Repeat each line of the material below exactly as it appears, minus any pictures.

------

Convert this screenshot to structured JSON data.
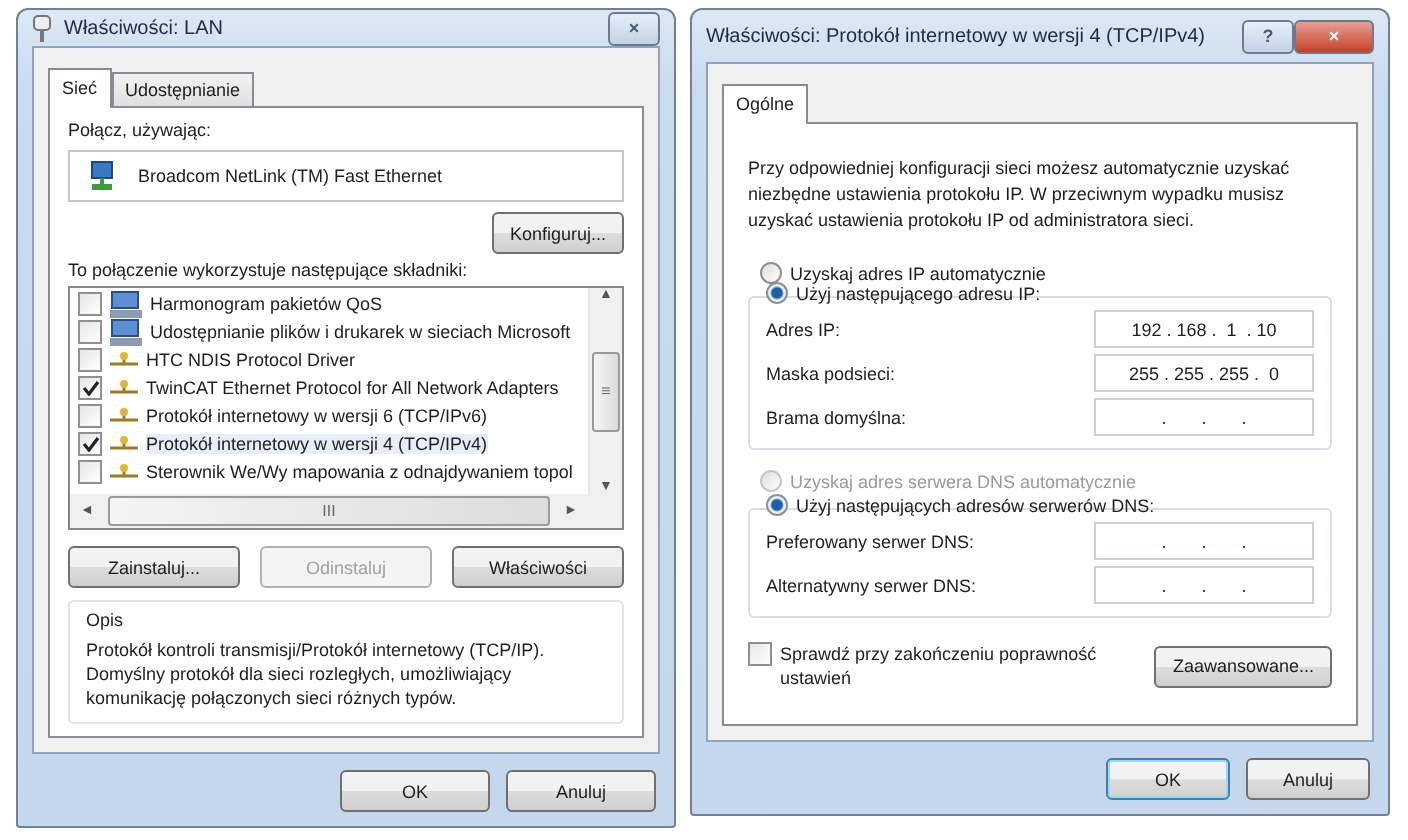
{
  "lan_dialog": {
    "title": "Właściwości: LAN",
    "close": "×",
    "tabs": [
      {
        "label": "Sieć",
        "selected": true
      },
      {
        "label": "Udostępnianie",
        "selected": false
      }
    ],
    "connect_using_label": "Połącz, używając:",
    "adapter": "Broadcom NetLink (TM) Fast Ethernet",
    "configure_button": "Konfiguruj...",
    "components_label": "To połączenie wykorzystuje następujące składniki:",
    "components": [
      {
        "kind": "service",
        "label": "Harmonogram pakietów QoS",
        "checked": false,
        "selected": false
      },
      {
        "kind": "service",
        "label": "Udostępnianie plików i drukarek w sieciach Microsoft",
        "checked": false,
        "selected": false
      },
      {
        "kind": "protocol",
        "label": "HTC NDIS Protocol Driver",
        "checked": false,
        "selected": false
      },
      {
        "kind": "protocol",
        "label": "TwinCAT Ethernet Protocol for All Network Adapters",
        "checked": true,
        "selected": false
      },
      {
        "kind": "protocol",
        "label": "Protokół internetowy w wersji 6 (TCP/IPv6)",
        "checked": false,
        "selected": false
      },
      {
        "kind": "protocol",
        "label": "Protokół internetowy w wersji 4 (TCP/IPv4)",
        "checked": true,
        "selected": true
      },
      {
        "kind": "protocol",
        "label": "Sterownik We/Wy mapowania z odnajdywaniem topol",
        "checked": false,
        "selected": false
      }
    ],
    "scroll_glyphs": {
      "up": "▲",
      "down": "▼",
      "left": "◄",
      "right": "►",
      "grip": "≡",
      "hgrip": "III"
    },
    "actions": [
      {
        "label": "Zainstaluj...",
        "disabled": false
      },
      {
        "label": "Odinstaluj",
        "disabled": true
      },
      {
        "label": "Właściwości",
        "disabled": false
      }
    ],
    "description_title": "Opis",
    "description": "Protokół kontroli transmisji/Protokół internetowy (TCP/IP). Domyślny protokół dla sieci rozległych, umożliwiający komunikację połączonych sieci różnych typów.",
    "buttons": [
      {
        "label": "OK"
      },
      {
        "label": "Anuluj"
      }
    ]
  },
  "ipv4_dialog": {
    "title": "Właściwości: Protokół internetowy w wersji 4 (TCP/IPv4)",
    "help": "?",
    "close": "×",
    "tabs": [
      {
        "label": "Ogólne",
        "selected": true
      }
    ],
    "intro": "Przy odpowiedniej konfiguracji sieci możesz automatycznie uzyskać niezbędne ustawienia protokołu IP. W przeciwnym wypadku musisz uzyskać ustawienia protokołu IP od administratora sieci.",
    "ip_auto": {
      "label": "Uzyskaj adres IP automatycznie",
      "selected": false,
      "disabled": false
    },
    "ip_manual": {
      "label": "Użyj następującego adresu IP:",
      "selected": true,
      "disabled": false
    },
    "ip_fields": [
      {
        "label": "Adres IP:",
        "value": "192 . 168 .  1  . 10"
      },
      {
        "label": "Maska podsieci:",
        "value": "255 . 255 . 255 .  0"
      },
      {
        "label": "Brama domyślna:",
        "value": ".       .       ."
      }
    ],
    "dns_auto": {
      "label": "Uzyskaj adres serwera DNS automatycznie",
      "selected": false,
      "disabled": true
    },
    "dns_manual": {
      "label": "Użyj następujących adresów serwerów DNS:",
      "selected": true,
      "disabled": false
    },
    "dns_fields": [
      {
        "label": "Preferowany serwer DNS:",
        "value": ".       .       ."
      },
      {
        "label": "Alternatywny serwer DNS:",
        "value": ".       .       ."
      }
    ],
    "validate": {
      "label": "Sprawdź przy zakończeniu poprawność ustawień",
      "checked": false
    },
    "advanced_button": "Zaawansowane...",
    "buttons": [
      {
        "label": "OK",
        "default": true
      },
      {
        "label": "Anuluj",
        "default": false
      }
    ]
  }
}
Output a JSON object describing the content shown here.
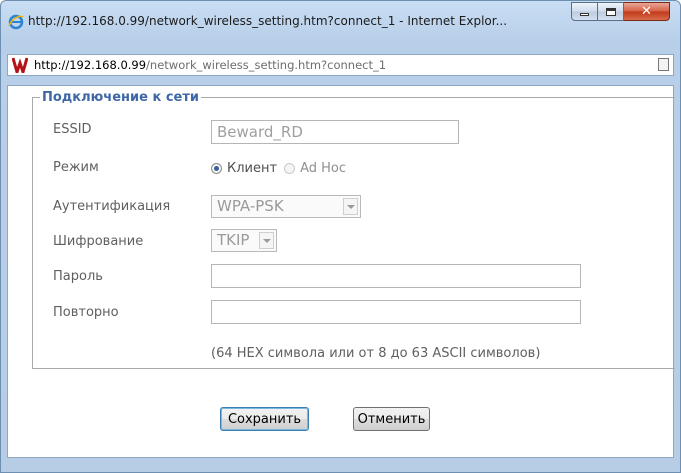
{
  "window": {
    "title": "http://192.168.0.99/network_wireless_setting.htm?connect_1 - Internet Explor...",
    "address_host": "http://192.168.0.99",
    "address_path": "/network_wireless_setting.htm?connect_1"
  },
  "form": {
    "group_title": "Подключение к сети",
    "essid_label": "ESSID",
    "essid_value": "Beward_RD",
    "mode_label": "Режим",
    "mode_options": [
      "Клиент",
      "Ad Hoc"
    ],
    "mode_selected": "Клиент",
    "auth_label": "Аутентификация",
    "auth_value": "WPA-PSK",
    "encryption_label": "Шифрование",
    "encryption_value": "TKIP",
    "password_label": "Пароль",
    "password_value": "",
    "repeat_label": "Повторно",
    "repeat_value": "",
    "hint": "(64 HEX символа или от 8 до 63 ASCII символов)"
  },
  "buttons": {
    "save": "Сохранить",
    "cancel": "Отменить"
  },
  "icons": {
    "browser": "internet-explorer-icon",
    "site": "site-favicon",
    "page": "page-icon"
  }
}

------

**Response to the task**
Convert this screenshot to structured JSON data.
{
  "lan_dialog": {
    "title": "Właściwości: LAN",
    "close": "×",
    "tabs": [
      {
        "label": "Sieć",
        "selected": true
      },
      {
        "label": "Udostępnianie",
        "selected": false
      }
    ],
    "connect_using_label": "Połącz, używając:",
    "adapter": "Broadcom NetLink (TM) Fast Ethernet",
    "configure_button": "Konfiguruj...",
    "components_label": "To połączenie wykorzystuje następujące składniki:",
    "components": [
      {
        "kind": "service",
        "label": "Harmonogram pakietów QoS",
        "checked": false,
        "selected": false
      },
      {
        "kind": "service",
        "label": "Udostępnianie plików i drukarek w sieciach Microsoft",
        "checked": false,
        "selected": false
      },
      {
        "kind": "protocol",
        "label": "HTC NDIS Protocol Driver",
        "checked": false,
        "selected": false
      },
      {
        "kind": "protocol",
        "label": "TwinCAT Ethernet Protocol for All Network Adapters",
        "checked": true,
        "selected": false
      },
      {
        "kind": "protocol",
        "label": "Protokół internetowy w wersji 6 (TCP/IPv6)",
        "checked": false,
        "selected": false
      },
      {
        "kind": "protocol",
        "label": "Protokół internetowy w wersji 4 (TCP/IPv4)",
        "checked": true,
        "selected": true
      },
      {
        "kind": "protocol",
        "label": "Sterownik We/Wy mapowania z odnajdywaniem topol",
        "checked": false,
        "selected": false
      }
    ],
    "scroll_glyphs": {
      "up": "▲",
      "down": "▼",
      "left": "◄",
      "right": "►",
      "grip": "≡",
      "hgrip": "III"
    },
    "actions": [
      {
        "label": "Zainstaluj...",
        "disabled": false
      },
      {
        "label": "Odinstaluj",
        "disabled": true
      },
      {
        "label": "Właściwości",
        "disabled": false
      }
    ],
    "description_title": "Opis",
    "description": "Protokół kontroli transmisji/Protokół internetowy (TCP/IP). Domyślny protokół dla sieci rozległych, umożliwiający komunikację połączonych sieci różnych typów.",
    "buttons": [
      {
        "label": "OK"
      },
      {
        "label": "Anuluj"
      }
    ]
  },
  "ipv4_dialog": {
    "title": "Właściwości: Protokół internetowy w wersji 4 (TCP/IPv4)",
    "help": "?",
    "close": "×",
    "tabs": [
      {
        "label": "Ogólne",
        "selected": true
      }
    ],
    "intro": "Przy odpowiedniej konfiguracji sieci możesz automatycznie uzyskać niezbędne ustawienia protokołu IP. W przeciwnym wypadku musisz uzyskać ustawienia protokołu IP od administratora sieci.",
    "ip_auto": {
      "label": "Uzyskaj adres IP automatycznie",
      "selected": false,
      "disabled": false
    },
    "ip_manual": {
      "label": "Użyj następującego adresu IP:",
      "selected": true,
      "disabled": false
    },
    "ip_fields": [
      {
        "label": "Adres IP:",
        "value": "192 . 168 .  1  . 10"
      },
      {
        "label": "Maska podsieci:",
        "value": "255 . 255 . 255 .  0"
      },
      {
        "label": "Brama domyślna:",
        "value": ".       .       ."
      }
    ],
    "dns_auto": {
      "label": "Uzyskaj adres serwera DNS automatycznie",
      "selected": false,
      "disabled": true
    },
    "dns_manual": {
      "label": "Użyj następujących adresów serwerów DNS:",
      "selected": true,
      "disabled": false
    },
    "dns_fields": [
      {
        "label": "Preferowany serwer DNS:",
        "value": ".       .       ."
      },
      {
        "label": "Alternatywny serwer DNS:",
        "value": ".       .       ."
      }
    ],
    "validate": {
      "label": "Sprawdź przy zakończeniu poprawność ustawień",
      "checked": false
    },
    "advanced_button": "Zaawansowane...",
    "buttons": [
      {
        "label": "OK",
        "default": true
      },
      {
        "label": "Anuluj",
        "default": false
      }
    ]
  }
}
Output a JSON object describing the content shown here.
{
  "window": {
    "title": "http://192.168.0.99/network_wireless_setting.htm?connect_1 - Internet Explor...",
    "address_host": "http://192.168.0.99",
    "address_path": "/network_wireless_setting.htm?connect_1"
  },
  "form": {
    "group_title": "Подключение к сети",
    "essid_label": "ESSID",
    "essid_value": "Beward_RD",
    "mode_label": "Режим",
    "mode_options": [
      "Клиент",
      "Ad Hoc"
    ],
    "mode_selected": "Клиент",
    "auth_label": "Аутентификация",
    "auth_value": "WPA-PSK",
    "encryption_label": "Шифрование",
    "encryption_value": "TKIP",
    "password_label": "Пароль",
    "password_value": "",
    "repeat_label": "Повторно",
    "repeat_value": "",
    "hint": "(64 HEX символа или от 8 до 63 ASCII символов)"
  },
  "buttons": {
    "save": "Сохранить",
    "cancel": "Отменить"
  },
  "icons": {
    "browser": "internet-explorer-icon",
    "site": "site-favicon",
    "page": "page-icon"
  }
}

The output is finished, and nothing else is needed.